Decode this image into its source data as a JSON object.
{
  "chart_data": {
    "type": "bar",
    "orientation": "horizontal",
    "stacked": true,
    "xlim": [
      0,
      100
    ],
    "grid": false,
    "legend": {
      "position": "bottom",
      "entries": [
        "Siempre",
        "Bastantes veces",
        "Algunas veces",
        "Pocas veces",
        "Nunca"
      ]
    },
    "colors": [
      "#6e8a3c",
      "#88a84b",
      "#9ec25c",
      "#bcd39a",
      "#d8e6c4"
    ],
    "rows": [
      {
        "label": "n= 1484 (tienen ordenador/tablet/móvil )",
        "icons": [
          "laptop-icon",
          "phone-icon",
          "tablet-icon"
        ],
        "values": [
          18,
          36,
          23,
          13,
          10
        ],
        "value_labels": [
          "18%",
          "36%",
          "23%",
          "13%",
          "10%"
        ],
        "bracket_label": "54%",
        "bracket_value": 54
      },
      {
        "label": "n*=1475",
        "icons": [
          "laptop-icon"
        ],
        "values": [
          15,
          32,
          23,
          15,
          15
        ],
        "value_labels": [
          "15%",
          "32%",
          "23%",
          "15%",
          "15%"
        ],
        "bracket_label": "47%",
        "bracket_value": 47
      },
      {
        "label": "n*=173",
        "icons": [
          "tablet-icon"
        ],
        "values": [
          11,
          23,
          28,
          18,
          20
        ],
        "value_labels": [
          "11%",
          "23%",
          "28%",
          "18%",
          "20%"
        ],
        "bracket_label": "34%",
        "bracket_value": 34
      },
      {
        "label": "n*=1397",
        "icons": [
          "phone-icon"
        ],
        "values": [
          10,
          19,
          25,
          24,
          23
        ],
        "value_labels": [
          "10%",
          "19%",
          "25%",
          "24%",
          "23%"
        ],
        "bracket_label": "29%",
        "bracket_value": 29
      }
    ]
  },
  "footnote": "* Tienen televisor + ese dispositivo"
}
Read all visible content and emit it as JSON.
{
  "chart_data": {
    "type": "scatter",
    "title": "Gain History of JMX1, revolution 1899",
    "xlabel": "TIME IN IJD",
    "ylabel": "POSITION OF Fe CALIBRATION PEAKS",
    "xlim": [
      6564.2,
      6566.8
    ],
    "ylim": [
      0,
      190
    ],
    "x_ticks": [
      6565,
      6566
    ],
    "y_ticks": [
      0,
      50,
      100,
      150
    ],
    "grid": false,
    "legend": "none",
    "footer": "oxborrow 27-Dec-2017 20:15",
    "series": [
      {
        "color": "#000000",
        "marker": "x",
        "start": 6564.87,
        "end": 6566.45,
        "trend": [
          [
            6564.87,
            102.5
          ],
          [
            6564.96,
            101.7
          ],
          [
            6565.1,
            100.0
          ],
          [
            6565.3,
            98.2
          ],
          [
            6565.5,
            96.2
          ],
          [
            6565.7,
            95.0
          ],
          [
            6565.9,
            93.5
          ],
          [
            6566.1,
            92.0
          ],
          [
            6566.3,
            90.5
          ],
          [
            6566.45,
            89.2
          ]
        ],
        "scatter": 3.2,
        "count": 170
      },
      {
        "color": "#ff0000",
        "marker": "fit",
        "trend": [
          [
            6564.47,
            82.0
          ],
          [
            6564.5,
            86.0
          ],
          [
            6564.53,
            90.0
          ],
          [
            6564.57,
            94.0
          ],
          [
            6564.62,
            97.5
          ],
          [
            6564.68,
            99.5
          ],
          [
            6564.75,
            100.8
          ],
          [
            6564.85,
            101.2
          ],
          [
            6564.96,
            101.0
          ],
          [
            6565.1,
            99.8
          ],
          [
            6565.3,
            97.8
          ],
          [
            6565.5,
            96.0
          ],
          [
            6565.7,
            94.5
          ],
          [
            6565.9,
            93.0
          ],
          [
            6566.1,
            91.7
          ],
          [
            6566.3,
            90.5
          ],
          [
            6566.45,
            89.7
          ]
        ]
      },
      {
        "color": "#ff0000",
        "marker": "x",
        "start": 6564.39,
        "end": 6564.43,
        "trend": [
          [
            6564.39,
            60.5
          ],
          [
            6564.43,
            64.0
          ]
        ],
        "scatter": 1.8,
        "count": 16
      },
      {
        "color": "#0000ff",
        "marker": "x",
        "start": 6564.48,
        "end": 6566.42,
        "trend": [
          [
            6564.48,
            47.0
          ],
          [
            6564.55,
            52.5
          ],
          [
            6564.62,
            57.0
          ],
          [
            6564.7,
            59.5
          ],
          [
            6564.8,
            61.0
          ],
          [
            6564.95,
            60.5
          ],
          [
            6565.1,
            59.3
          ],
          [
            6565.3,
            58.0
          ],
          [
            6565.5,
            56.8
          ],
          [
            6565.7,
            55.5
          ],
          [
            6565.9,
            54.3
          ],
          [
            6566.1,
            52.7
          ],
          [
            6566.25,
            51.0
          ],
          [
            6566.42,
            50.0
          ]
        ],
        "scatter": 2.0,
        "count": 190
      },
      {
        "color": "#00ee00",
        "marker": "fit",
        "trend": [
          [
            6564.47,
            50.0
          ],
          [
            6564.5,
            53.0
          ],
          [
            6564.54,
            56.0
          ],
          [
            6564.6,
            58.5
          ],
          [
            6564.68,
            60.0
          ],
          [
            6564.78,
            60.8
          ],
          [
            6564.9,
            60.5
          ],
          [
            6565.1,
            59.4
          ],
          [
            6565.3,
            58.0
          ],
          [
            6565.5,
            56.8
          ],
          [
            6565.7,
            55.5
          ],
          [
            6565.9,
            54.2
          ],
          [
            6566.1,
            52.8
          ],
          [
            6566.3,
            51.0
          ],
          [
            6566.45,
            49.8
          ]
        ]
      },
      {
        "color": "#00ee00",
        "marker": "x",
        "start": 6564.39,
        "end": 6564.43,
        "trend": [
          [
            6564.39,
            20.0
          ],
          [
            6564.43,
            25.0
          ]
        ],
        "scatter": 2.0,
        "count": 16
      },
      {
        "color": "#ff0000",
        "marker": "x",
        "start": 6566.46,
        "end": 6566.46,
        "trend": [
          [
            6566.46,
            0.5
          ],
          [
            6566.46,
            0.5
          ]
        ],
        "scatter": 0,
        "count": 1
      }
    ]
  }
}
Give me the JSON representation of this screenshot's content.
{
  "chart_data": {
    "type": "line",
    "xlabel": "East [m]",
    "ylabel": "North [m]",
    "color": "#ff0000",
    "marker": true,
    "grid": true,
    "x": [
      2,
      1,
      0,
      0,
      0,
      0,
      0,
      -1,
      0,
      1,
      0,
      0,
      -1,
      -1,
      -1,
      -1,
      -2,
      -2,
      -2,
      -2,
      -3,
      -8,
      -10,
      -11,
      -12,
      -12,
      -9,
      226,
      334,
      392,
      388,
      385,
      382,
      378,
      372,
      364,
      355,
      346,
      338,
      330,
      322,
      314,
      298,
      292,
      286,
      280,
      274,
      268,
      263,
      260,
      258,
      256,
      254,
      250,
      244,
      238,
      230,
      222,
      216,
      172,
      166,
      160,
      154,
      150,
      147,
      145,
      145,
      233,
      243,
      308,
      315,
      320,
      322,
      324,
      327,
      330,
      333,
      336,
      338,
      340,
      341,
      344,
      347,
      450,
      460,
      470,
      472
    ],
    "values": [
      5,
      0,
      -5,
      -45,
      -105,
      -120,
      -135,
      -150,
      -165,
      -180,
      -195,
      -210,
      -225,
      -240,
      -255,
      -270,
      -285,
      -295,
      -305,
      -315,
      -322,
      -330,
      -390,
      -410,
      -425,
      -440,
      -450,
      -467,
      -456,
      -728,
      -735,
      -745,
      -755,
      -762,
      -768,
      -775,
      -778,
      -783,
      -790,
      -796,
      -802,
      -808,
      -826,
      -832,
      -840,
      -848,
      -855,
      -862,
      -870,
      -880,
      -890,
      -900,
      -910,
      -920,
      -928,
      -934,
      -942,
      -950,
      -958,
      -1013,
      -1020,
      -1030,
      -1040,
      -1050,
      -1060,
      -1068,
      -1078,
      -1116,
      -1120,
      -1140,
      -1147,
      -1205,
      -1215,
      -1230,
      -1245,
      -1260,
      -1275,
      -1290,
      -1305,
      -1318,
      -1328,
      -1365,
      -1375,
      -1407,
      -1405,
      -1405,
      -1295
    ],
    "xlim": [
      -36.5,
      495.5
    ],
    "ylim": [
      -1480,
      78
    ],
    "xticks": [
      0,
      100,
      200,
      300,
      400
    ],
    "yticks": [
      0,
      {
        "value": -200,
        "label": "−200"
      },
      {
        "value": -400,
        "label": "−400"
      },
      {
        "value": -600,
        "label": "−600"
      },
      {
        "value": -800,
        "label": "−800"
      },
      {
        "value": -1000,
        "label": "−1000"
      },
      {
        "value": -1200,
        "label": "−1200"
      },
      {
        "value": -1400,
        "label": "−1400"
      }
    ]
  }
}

Written exercise. Copy down every line of the material above that includes the string "ylabel".

Answer to this exercise.
    "ylabel": "POSITION OF Fe CALIBRATION PEAKS",
    "ylabel": "North [m]",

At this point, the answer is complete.